(begin)

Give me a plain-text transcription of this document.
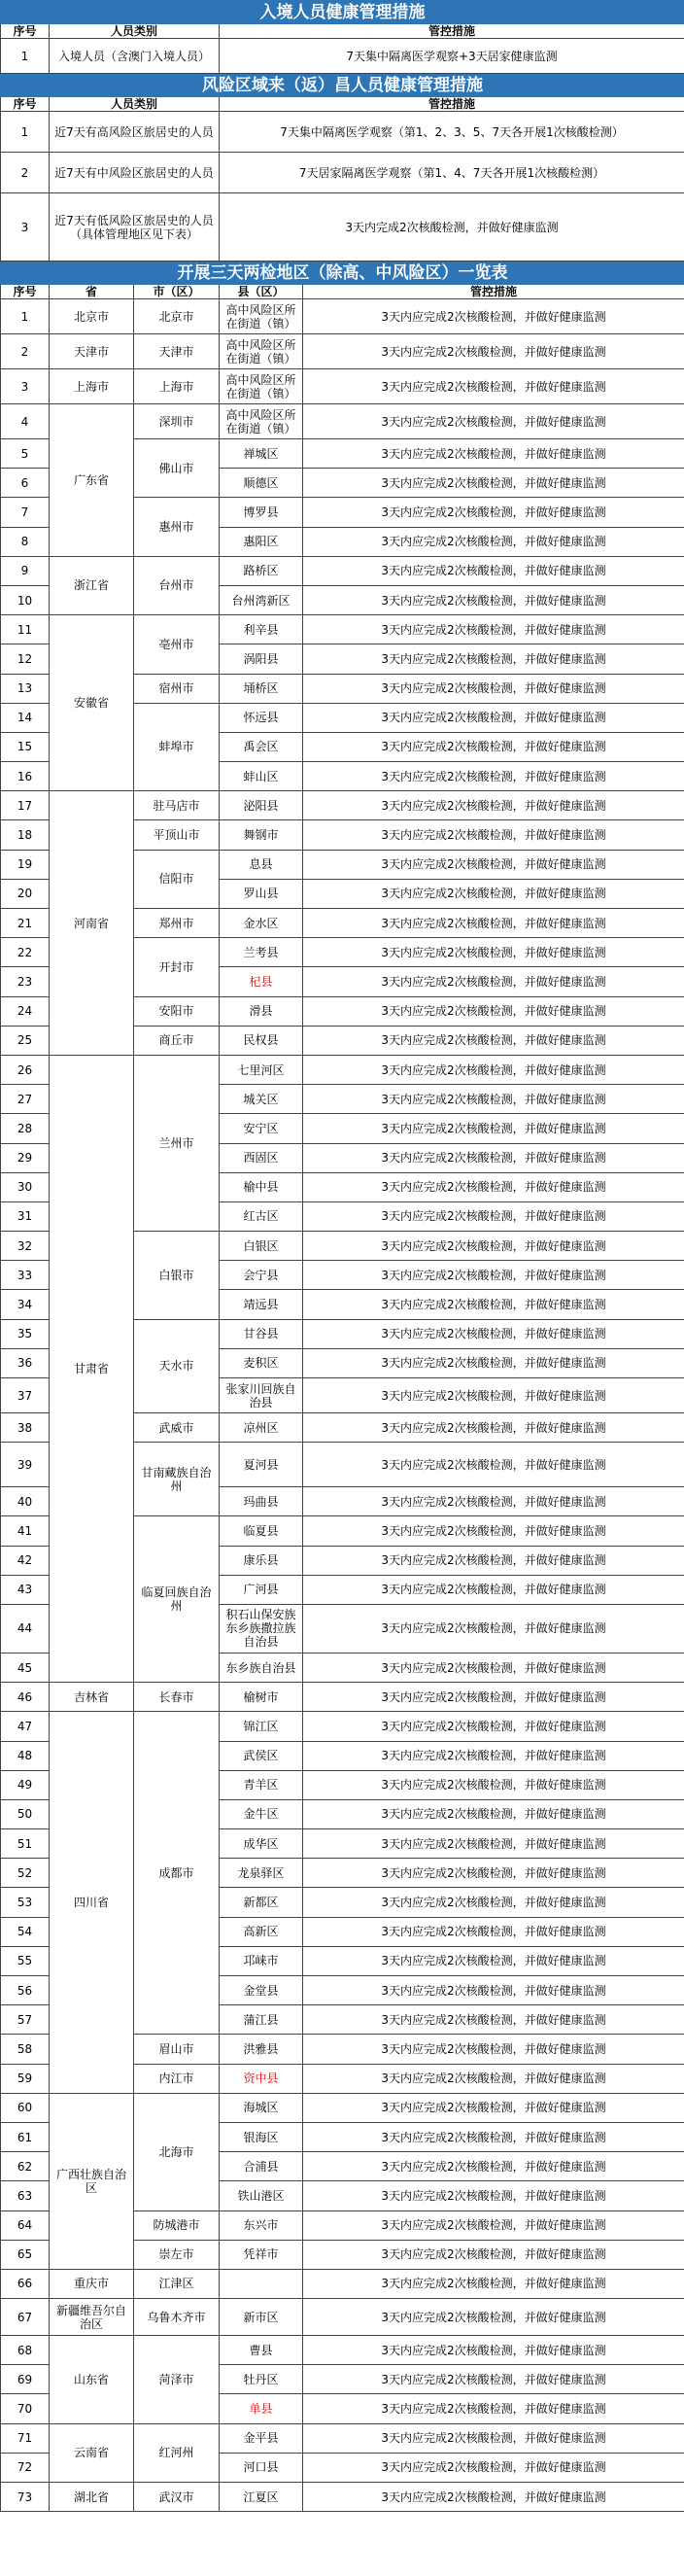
入境人员健康管理措施				
序号	人员类别		管控措施	
1	入境人员（含澳门入境人员）		7天集中隔离医学观察+3天居家健康监测	
风险区域来（返）昌人员健康管理措施				
序号	人员类别		管控措施	
1	近7天有高风险区旅居史的人员		7天集中隔离医学观察（第1、2、3、5、7天各开展1次核酸检测）	
2	近7天有中风险区旅居史的人员		7天居家隔离医学观察（第1、4、7天各开展1次核酸检测）	
3	近7天有低风险区旅居史的人员（具体管理地区见下表）		3天内完成2次核酸检测，并做好健康监测	
开展三天两检地区（除高、中风险区）一览表				
序号	省	市（区）	县（区）	管控措施
1	北京市	北京市	高中风险区所在街道（镇）	3天内应完成2次核酸检测，并做好健康监测
2	天津市	天津市	高中风险区所在街道（镇）	3天内应完成2次核酸检测，并做好健康监测
3	上海市	上海市	高中风险区所在街道（镇）	3天内应完成2次核酸检测，并做好健康监测
4	广东省	深圳市	高中风险区所在街道（镇）	3天内应完成2次核酸检测，并做好健康监测
5		佛山市	禅城区	3天内应完成2次核酸检测，并做好健康监测
6			顺德区	3天内应完成2次核酸检测，并做好健康监测
7		惠州市	博罗县	3天内应完成2次核酸检测，并做好健康监测
8			惠阳区	3天内应完成2次核酸检测，并做好健康监测
9	浙江省	台州市	路桥区	3天内应完成2次核酸检测，并做好健康监测
10			台州湾新区	3天内应完成2次核酸检测，并做好健康监测
11	安徽省	亳州市	利辛县	3天内应完成2次核酸检测，并做好健康监测
12			涡阳县	3天内应完成2次核酸检测，并做好健康监测
13		宿州市	埇桥区	3天内应完成2次核酸检测，并做好健康监测
14		蚌埠市	怀远县	3天内应完成2次核酸检测，并做好健康监测
15			禹会区	3天内应完成2次核酸检测，并做好健康监测
16			蚌山区	3天内应完成2次核酸检测，并做好健康监测
17	河南省	驻马店市	泌阳县	3天内应完成2次核酸检测，并做好健康监测
18		平顶山市	舞钢市	3天内应完成2次核酸检测，并做好健康监测
19		信阳市	息县	3天内应完成2次核酸检测，并做好健康监测
20			罗山县	3天内应完成2次核酸检测，并做好健康监测
21		郑州市	金水区	3天内应完成2次核酸检测，并做好健康监测
22		开封市	兰考县	3天内应完成2次核酸检测，并做好健康监测
23			杞县	3天内应完成2次核酸检测，并做好健康监测
24		安阳市	滑县	3天内应完成2次核酸检测，并做好健康监测
25		商丘市	民权县	3天内应完成2次核酸检测，并做好健康监测
26	甘肃省	兰州市	七里河区	3天内应完成2次核酸检测，并做好健康监测
27			城关区	3天内应完成2次核酸检测，并做好健康监测
28			安宁区	3天内应完成2次核酸检测，并做好健康监测
29			西固区	3天内应完成2次核酸检测，并做好健康监测
30			榆中县	3天内应完成2次核酸检测，并做好健康监测
31			红古区	3天内应完成2次核酸检测，并做好健康监测
32		白银市	白银区	3天内应完成2次核酸检测，并做好健康监测
33			会宁县	3天内应完成2次核酸检测，并做好健康监测
34			靖远县	3天内应完成2次核酸检测，并做好健康监测
35		天水市	甘谷县	3天内应完成2次核酸检测，并做好健康监测
36			麦积区	3天内应完成2次核酸检测，并做好健康监测
37			张家川回族自治县	3天内应完成2次核酸检测，并做好健康监测
38		武威市	凉州区	3天内应完成2次核酸检测，并做好健康监测
39		甘南藏族自治州	夏河县	3天内应完成2次核酸检测，并做好健康监测
40			玛曲县	3天内应完成2次核酸检测，并做好健康监测
41		临夏回族自治州	临夏县	3天内应完成2次核酸检测，并做好健康监测
42			康乐县	3天内应完成2次核酸检测，并做好健康监测
43			广河县	3天内应完成2次核酸检测，并做好健康监测
44			积石山保安族东乡族撒拉族自治县	3天内应完成2次核酸检测，并做好健康监测
45			东乡族自治县	3天内应完成2次核酸检测，并做好健康监测
46	吉林省	长春市	榆树市	3天内应完成2次核酸检测，并做好健康监测
47	四川省	成都市	锦江区	3天内应完成2次核酸检测，并做好健康监测
48			武侯区	3天内应完成2次核酸检测，并做好健康监测
49			青羊区	3天内应完成2次核酸检测，并做好健康监测
50			金牛区	3天内应完成2次核酸检测，并做好健康监测
51			成华区	3天内应完成2次核酸检测，并做好健康监测
52			龙泉驿区	3天内应完成2次核酸检测，并做好健康监测
53			新都区	3天内应完成2次核酸检测，并做好健康监测
54			高新区	3天内应完成2次核酸检测，并做好健康监测
55			邛崃市	3天内应完成2次核酸检测，并做好健康监测
56			金堂县	3天内应完成2次核酸检测，并做好健康监测
57			蒲江县	3天内应完成2次核酸检测，并做好健康监测
58		眉山市	洪雅县	3天内应完成2次核酸检测，并做好健康监测
59		内江市	资中县	3天内应完成2次核酸检测，并做好健康监测
60	广西壮族自治区	北海市	海城区	3天内应完成2次核酸检测，并做好健康监测
61			银海区	3天内应完成2次核酸检测，并做好健康监测
62			合浦县	3天内应完成2次核酸检测，并做好健康监测
63			铁山港区	3天内应完成2次核酸检测，并做好健康监测
64		防城港市	东兴市	3天内应完成2次核酸检测，并做好健康监测
65		崇左市	凭祥市	3天内应完成2次核酸检测，并做好健康监测
66	重庆市	江津区		3天内应完成2次核酸检测，并做好健康监测
67	新疆维吾尔自治区	乌鲁木齐市	新市区	3天内应完成2次核酸检测，并做好健康监测
68	山东省	菏泽市	曹县	3天内应完成2次核酸检测，并做好健康监测
69			牡丹区	3天内应完成2次核酸检测，并做好健康监测
70			单县	3天内应完成2次核酸检测，并做好健康监测
71	云南省	红河州	金平县	3天内应完成2次核酸检测，并做好健康监测
72			河口县	3天内应完成2次核酸检测，并做好健康监测
73	湖北省	武汉市	江夏区	3天内应完成2次核酸检测，并做好健康监测
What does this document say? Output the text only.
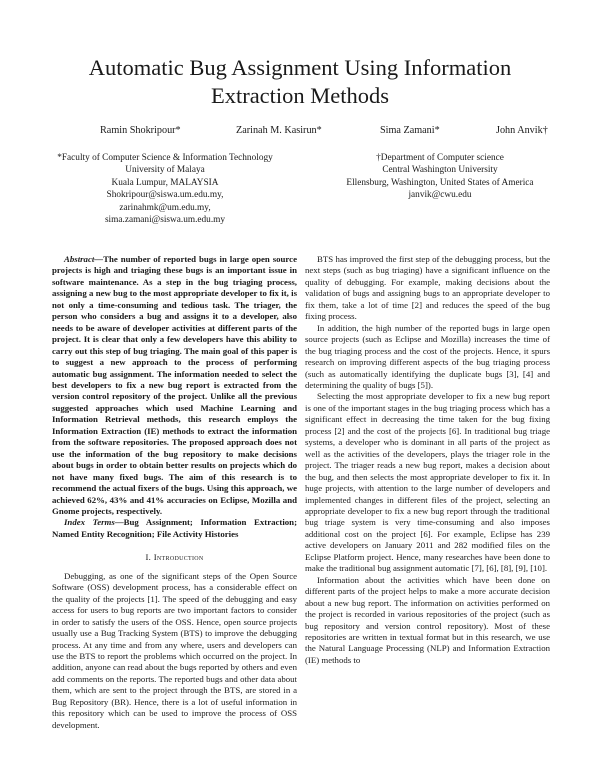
Automatic Bug Assignment Using Information Extraction Methods
Ramin Shokripour*	Zarinah M. Kasirun*	Sima Zamani*	John Anvik†
*Faculty of Computer Science & Information Technology
University of Malaya
Kuala Lumpur, MALAYSIA
Shokripour@siswa.um.edu.my,
zarinahmk@um.edu.my,
sima.zamani@siswa.um.edu.my
†Department of Computer science
Central Washington University
Ellensburg, Washington, United States of America
janvik@cwu.edu

Abstract—The number of reported bugs in large open source projects is high and triaging these bugs is an important issue in software maintenance. As a step in the bug triaging process, assigning a new bug to the most appropriate developer to fix it, is not only a time-consuming and tedious task. The triager, the person who considers a bug and assigns it to a developer, also needs to be aware of developer activities at different parts of the project. It is clear that only a few developers have this ability to carry out this step of bug triaging. The main goal of this paper is to suggest a new approach to the process of performing automatic bug assignment. The information needed to select the best developers to fix a new bug report is extracted from the version control repository of the project. Unlike all the previous suggested approaches which used Machine Learning and Information Retrieval methods, this research employs the Information Extraction (IE) methods to extract the information from the software repositories. The proposed approach does not use the information of the bug repository to make decisions about bugs in order to obtain better results on projects which do not have many fixed bugs. The aim of this research is to recommend the actual fixers of the bugs. Using this approach, we achieved 62%, 43% and 41% accuracies on Eclipse, Mozilla and Gnome projects, respectively.

Index Terms—Bug Assignment; Information Extraction; Named Entity Recognition; File Activity Histories

I. Introduction

Debugging, as one of the significant steps of the Open Source Software (OSS) development process, has a considerable effect on the quality of the projects [1]. The speed of the debugging and easy access for users to bug reports are two important factors to consider in order to satisfy the users of the OSS. Hence, open source projects usually use a Bug Tracking System (BTS) to improve the debugging process. At any time and from any where, users and developers can use the BTS to report the problems which occurred on the project. In addition, anyone can read about the bugs reported by others and even add comments on the reports. The reported bugs and other data about them, which are sent to the project through the BTS, are stored in a Bug Repository (BR). Hence, there is a lot of useful information in this repository which can be used to improve the process of OSS development.

BTS has improved the first step of the debugging process, but the next steps (such as bug triaging) have a significant influence on the quality of debugging. For example, making decisions about the validation of bugs and assigning bugs to an appropriate developer to fix them, take a lot of time [2] and reduces the speed of the bug fixing process.

In addition, the high number of the reported bugs in large open source projects (such as Eclipse and Mozilla) increases the time of the bug triaging process and the cost of the projects. Hence, it spurs research on improving different aspects of the bug triaging process (such as automatically identifying the duplicate bugs [3], [4] and determining the quality of bugs [5]).

Selecting the most appropriate developer to fix a new bug report is one of the important stages in the bug triaging process which has a significant effect in decreasing the time taken for the bug fixing process [2] and the cost of the projects [6]. In traditional bug triage systems, a developer who is dominant in all parts of the project as well as the activities of the developers, plays the triager role in the project. The triager reads a new bug report, makes a decision about the bug, and then selects the most appropriate developer to fix it. In huge projects, with attention to the large number of developers and implemented changes in different files of the project, selecting an appropriate developer to fix a new bug report through the traditional bug triage system is very time-consuming and also imposes additional cost on the project [6]. For example, Eclipse has 239 active developers on January 2011 and 282 modified files on the Eclipse Platform project. Hence, many researches have been done to make the traditional bug assignment automatic [7], [6], [8], [9], [10].

Information about the activities which have been done on different parts of the project helps to make a more accurate decision about a new bug report. The information on activities performed on the project is recorded in various repositories of the project (such as bug repository and version control repository). Most of these repositories are written in textual format but in this research, we use the Natural Language Processing (NLP) and Information Extraction (IE) methods to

(end)

Written request: Identify each line holding the string "speed", and copy it out.

Result:
Debugging, as one of the significant steps of the Open Source Software (OSS) development process, has a considerable effect on the quality of the projects [1]. The speed of the debugging and easy access for users to bug reports are two important factors to consider in order to satisfy the users of the OSS. Hence, open source projects usually use a Bug Tracking System (BTS) to improve the debugging process. At any time and from any where, users and developers can use the BTS to report the problems which occurred on the project. In addition, anyone can read about the bugs reported by others and even add comments on the reports. The reported bugs and other data about them, which are sent to the project through the BTS, are stored in a Bug Repository (BR). Hence, there is a lot of useful information in this repository which can be used to improve the process of OSS development.
BTS has improved the first step of the debugging process, but the next steps (such as bug triaging) have a significant influence on the quality of debugging. For example, making decisions about the validation of bugs and assigning bugs to an appropriate developer to fix them, take a lot of time [2] and reduces the speed of the bug fixing process.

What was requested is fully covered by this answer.